# start of Supplied records
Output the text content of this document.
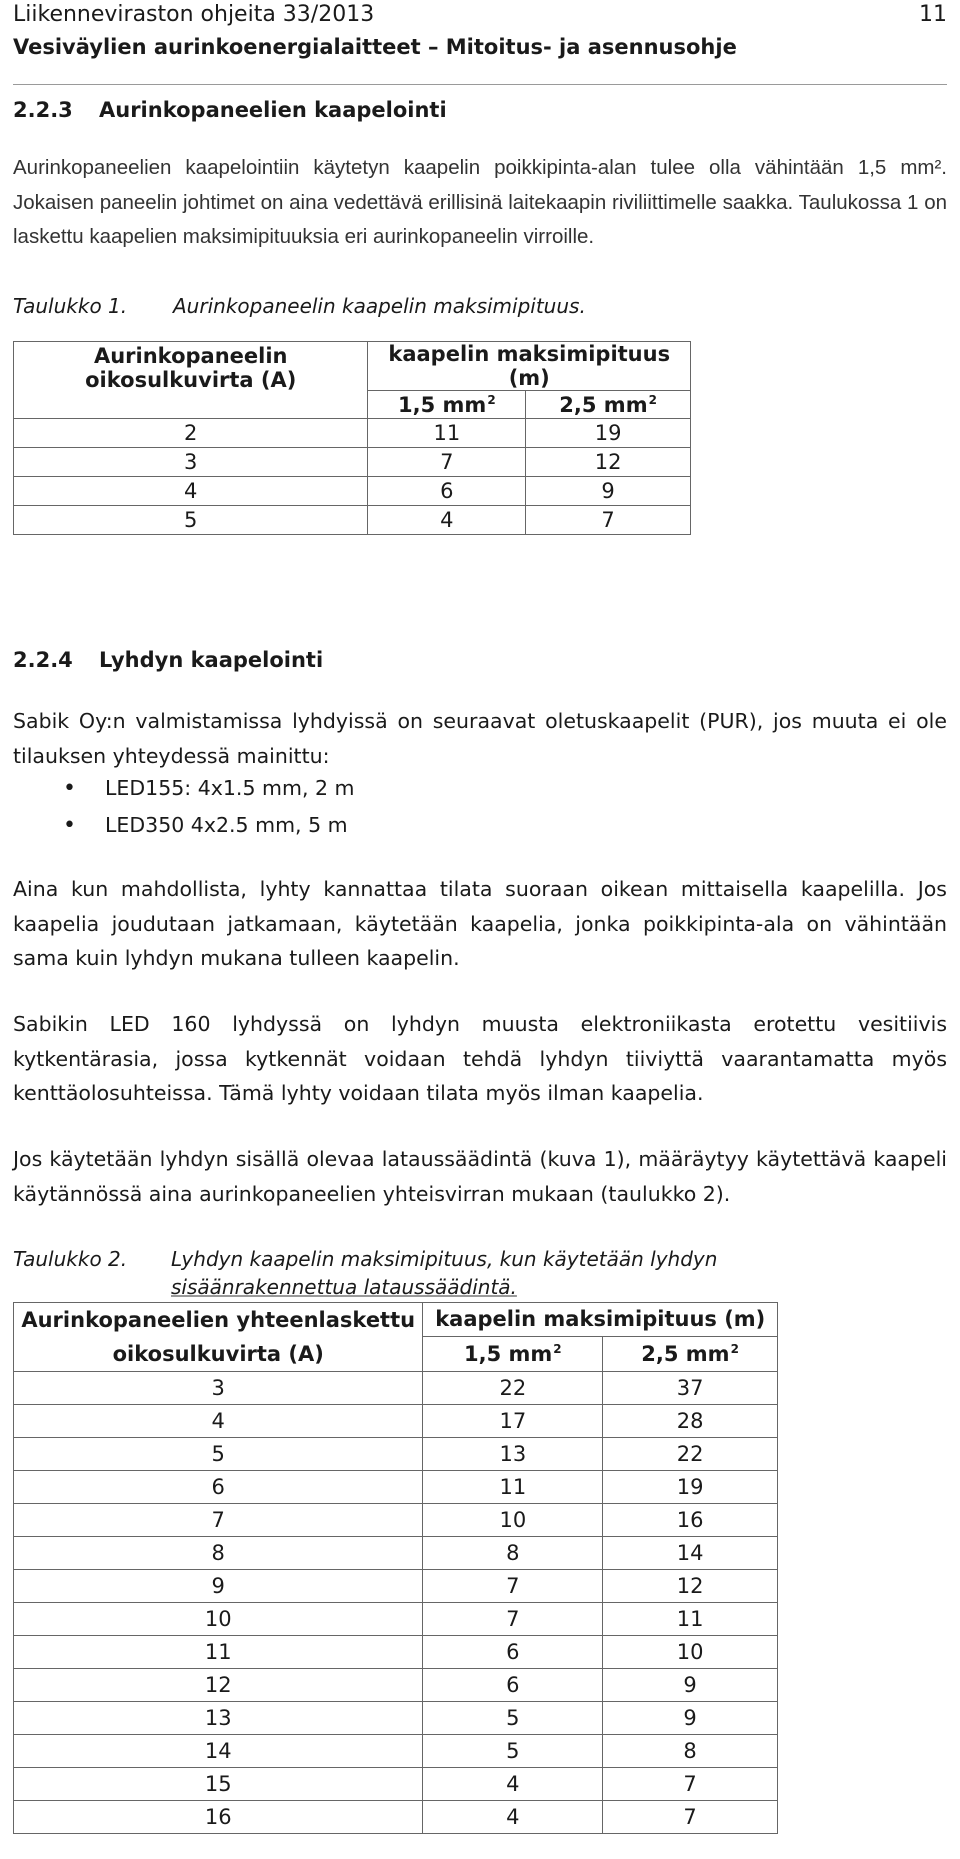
Liikenneviraston ohjeita 33/2013	11
Vesiväylien aurinkoenergialaitteet – Mitoitus- ja asennusohje
2.2.3 Aurinkopaneelien kaapelointi
Aurinkopaneelien kaapelointiin käytetyn kaapelin poikkipinta-alan tulee olla vähintään 1,5 mm². Jokaisen paneelin johtimet on aina vedettävä erillisinä laitekaapin riviliittimelle saakka. Taulukossa 1 on laskettu kaapelien maksimipituuksia eri aurinkopaneelin virroille.
Taulukko 1. Aurinkopaneelin kaapelin maksimipituus.
Aurinkopaneelin oikosulkuvirta (A)	kaapelin maksimipituus (m)	
	1,5 $mm^2$	2,5 $mm^2$
2	11	19
3	7	12
4	6	9
5	4	7
2.2.4 Lyhdyn kaapelointi
Sabik Oy:n valmistamissa lyhdyissä on seuraavat oletuskaapelit (PUR), jos muuta ei ole tilauksen yhteydessä mainittu:
• LED155: 4x1.5 mm, 2 m
• LED350 4x2.5 mm, 5 m
Aina kun mahdollista, lyhty kannattaa tilata suoraan oikean mittaisella kaapelilla. Jos kaapelia joudutaan jatkamaan, käytetään kaapelia, jonka poikkipinta-ala on vähintään sama kuin lyhdyn mukana tulleen kaapelin.
Sabikin LED 160 lyhdyssä on lyhdyn muusta elektroniikasta erotettu vesitiivis kytkentärasia, jossa kytkennät voidaan tehdä lyhdyn tiiviyttä vaarantamatta myös kenttäolosuhteissa. Tämä lyhty voidaan tilata myös ilman kaapelia.
Jos käytetään lyhdyn sisällä olevaa lataussäädintä (kuva 1), määräytyy käytettävä kaapeli käytännössä aina aurinkopaneelien yhteisvirran mukaan (taulukko 2).
Taulukko 2. Lyhdyn kaapelin maksimipituus, kun käytetään lyhdyn
sisäänrakennettua lataussäädintä.
Aurinkopaneelien yhteenlaskettu
oikosulkuvirta (A)	kaapelin maksimipituus (m)	
	1,5 $mm^2$	2,5 $mm^2$
3	22	37
4	17	28
5	13	22
6	11	19
7	10	16
8	8	14
9	7	12
10	7	11
11	6	10
12	6	9
13	5	9
14	5	8
15	4	7
16	4	7
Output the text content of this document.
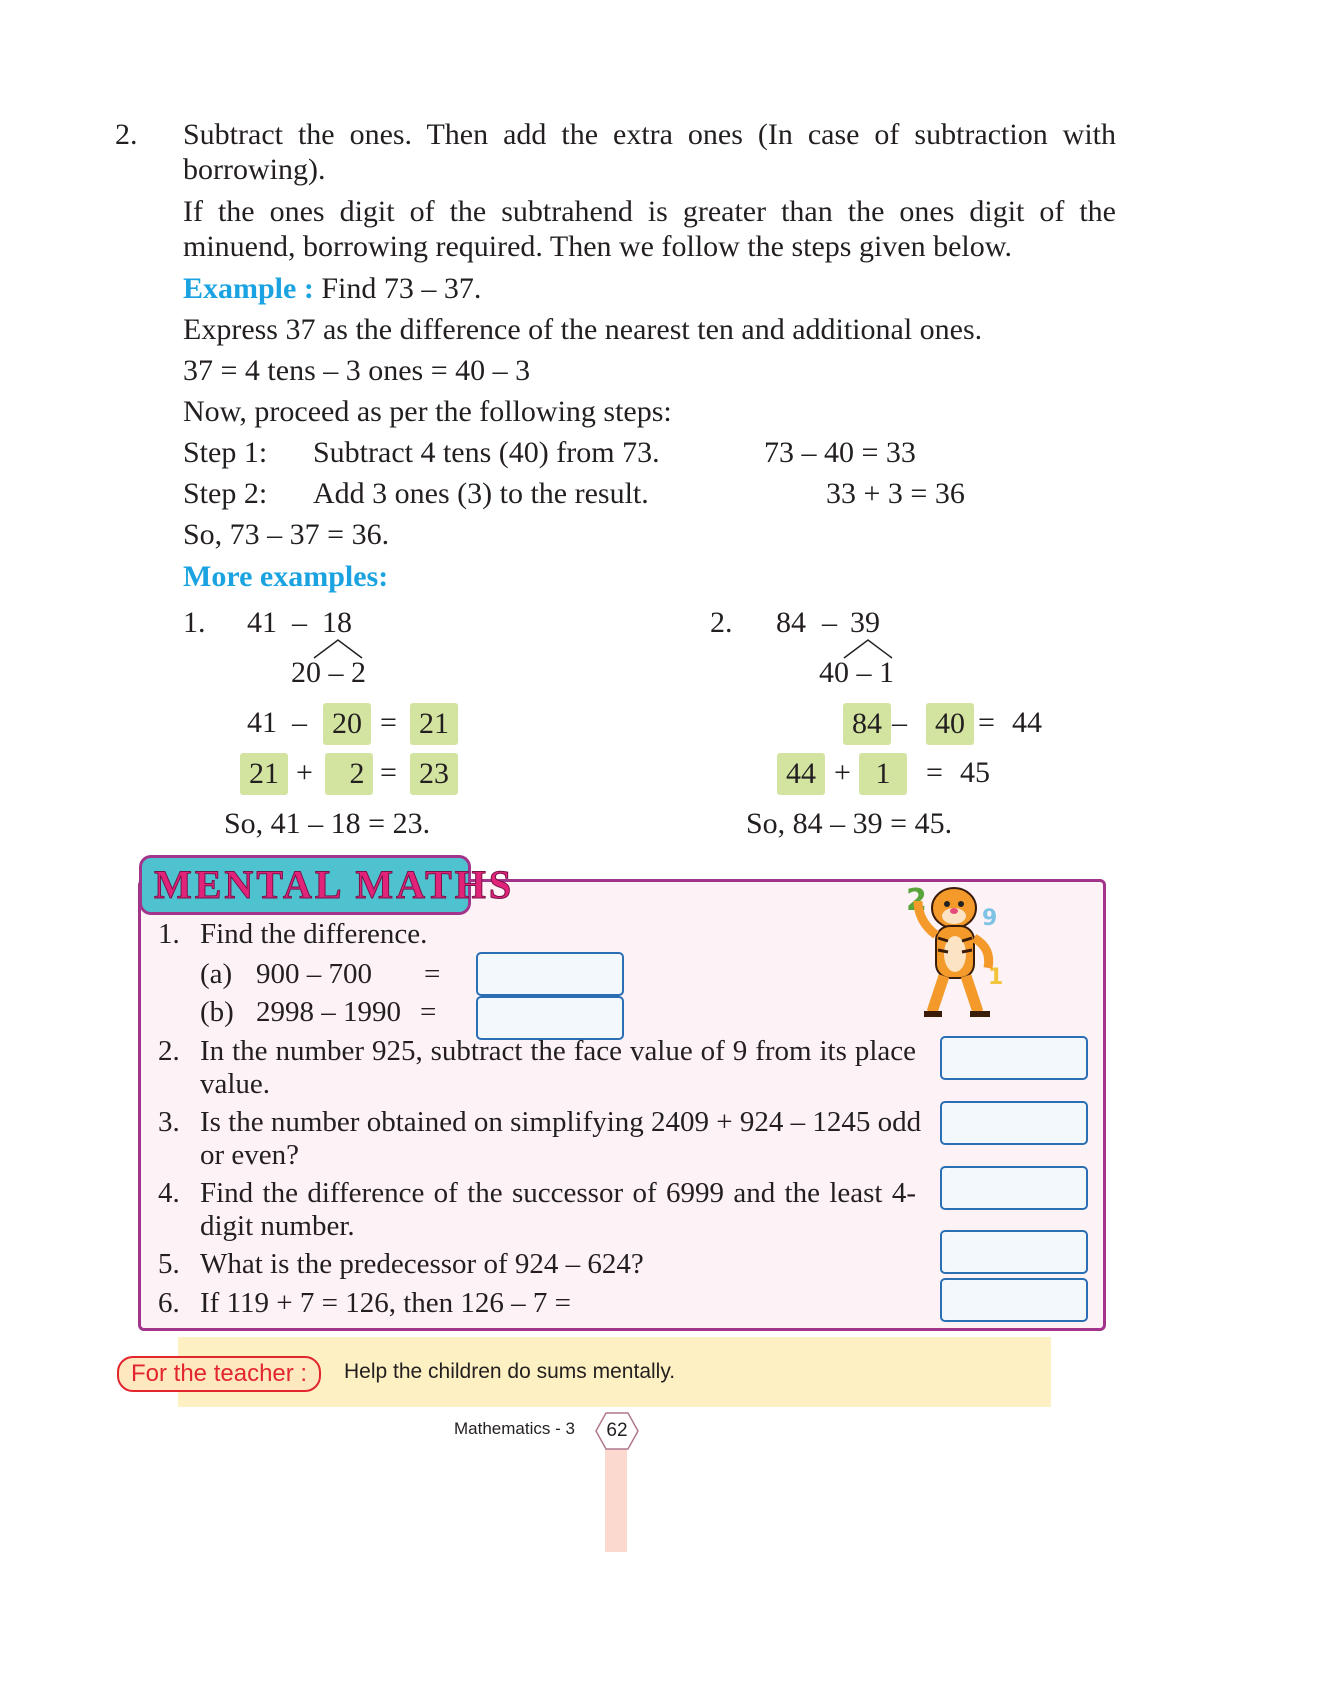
2. Subtract the ones. Then add the extra ones (In case of subtraction with
borrowing).
If the ones digit of the subtrahend is greater than the ones digit of the
minuend, borrowing required. Then we follow the steps given below.
Example : Find 73 – 37.
Express 37 as the difference of the nearest ten and additional ones.
37 = 4 tens – 3 ones = 40 – 3
Now, proceed as per the following steps:
Step 1: Subtract 4 tens (40) from 73.	73 – 40 = 33
Step 2: Add 3 ones (3) to the result.	33 + 3 = 36
So, 73 – 37 = 36.
More examples:
1. 41 – 18
20 – 2
41 – 20 = 21
21 +	2 = 23
So, 41 – 18 = 23.
2. 84 – 39
40 – 1
84 – 40 = 44
44 + 1	= 45
So, 84 – 39 = 45.
MENTAL MATHS	2
9
1
1. Find the difference.
(a) 900 – 700 =
(b) 2998 – 1990 =
2. In the number 925, subtract the face value of 9 from its place
value.
3. Is the number obtained on simplifying 2409 + 924 – 1245 odd
or even?
4. Find the difference of the successor of 6999 and the least 4-
digit number.
5. What is the predecessor of 924 – 624?
6. If 119 + 7 = 126, then 126 – 7 =
For the teacher :	Help the children do sums mentally.
Mathematics - 3	62
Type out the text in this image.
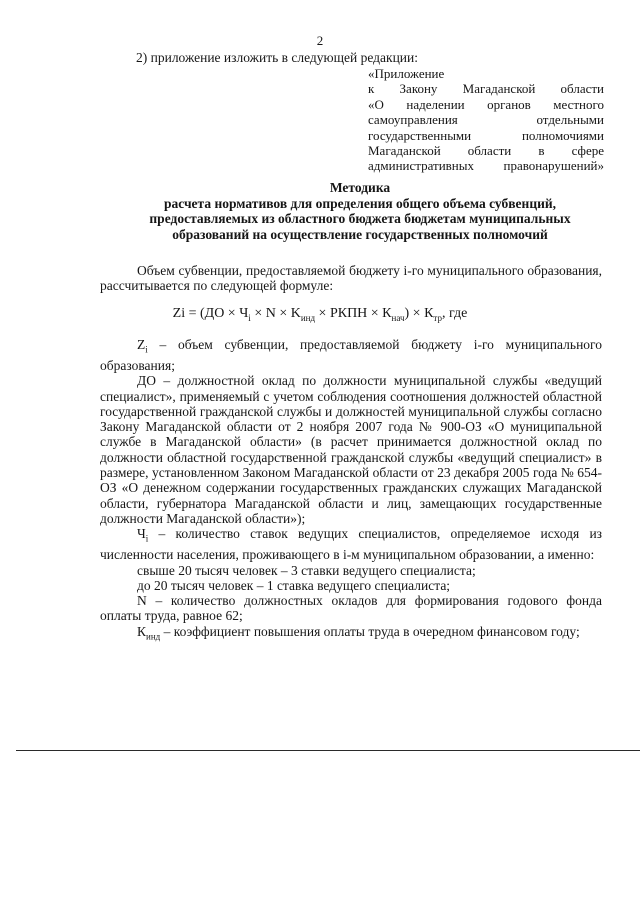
2
2) приложение изложить в следующей редакции:
«Приложение
к Закону Магаданской области
«О наделении органов местного
самоуправления отдельными
государственными полномочиями
Магаданской области в сфере
административных правонарушений»
Методика
расчета нормативов для определения общего объема субвенций,
предоставляемых из областного бюджета бюджетам муниципальных
образований на осуществление государственных полномочий

Объем субвенции, предоставляемой бюджету i-го муниципального образования, рассчитывается по следующей формуле:

$Zi = (ДО \times Ч_i \times N \times K_{инд}$ × РКПН × $К_{нач}) \times К_{тр}$, где

$Z_i$ – объем субвенции, предоставляемой бюджету i-го муниципального образования;

ДО – должностной оклад по должности муниципальной службы «ведущий специалист», применяемый с учетом соблюдения соотношения должностей областной государственной гражданской службы и должностей муниципальной службы согласно Закону Магаданской области от 2 ноября 2007 года № 900-ОЗ «О муниципальной службе в Магаданской области» (в расчет принимается должностной оклад по должности областной государственной гражданской службы «ведущий специалист» в размере, установленном Законом Магаданской области от 23 декабря 2005 года № 654-ОЗ «О денежном содержании государственных гражданских служащих Магаданской области, губернатора Магаданской области и лиц, замещающих государственные должности Магаданской области»);

$Ч_i$ – количество ставок ведущих специалистов, определяемое исходя из численности населения, проживающего в i-м муниципальном образовании, а именно:

свыше 20 тысяч человек – 3 ставки ведущего специалиста;

до 20 тысяч человек – 1 ставка ведущего специалиста;

N – количество должностных окладов для формирования годового фонда оплаты труда, равное 62;

$К_{инд}$ – коэффициент повышения оплаты труда в очередном финансовом году;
# end of Supplied records
The problem: List every line in the records above that contains the word "предоставляемой".

The result:
Объем субвенции, предоставляемой бюджету i-го муниципального образования, рассчитывается по следующей формуле:
$Z_i$ – объем субвенции, предоставляемой бюджету i-го муниципального образования;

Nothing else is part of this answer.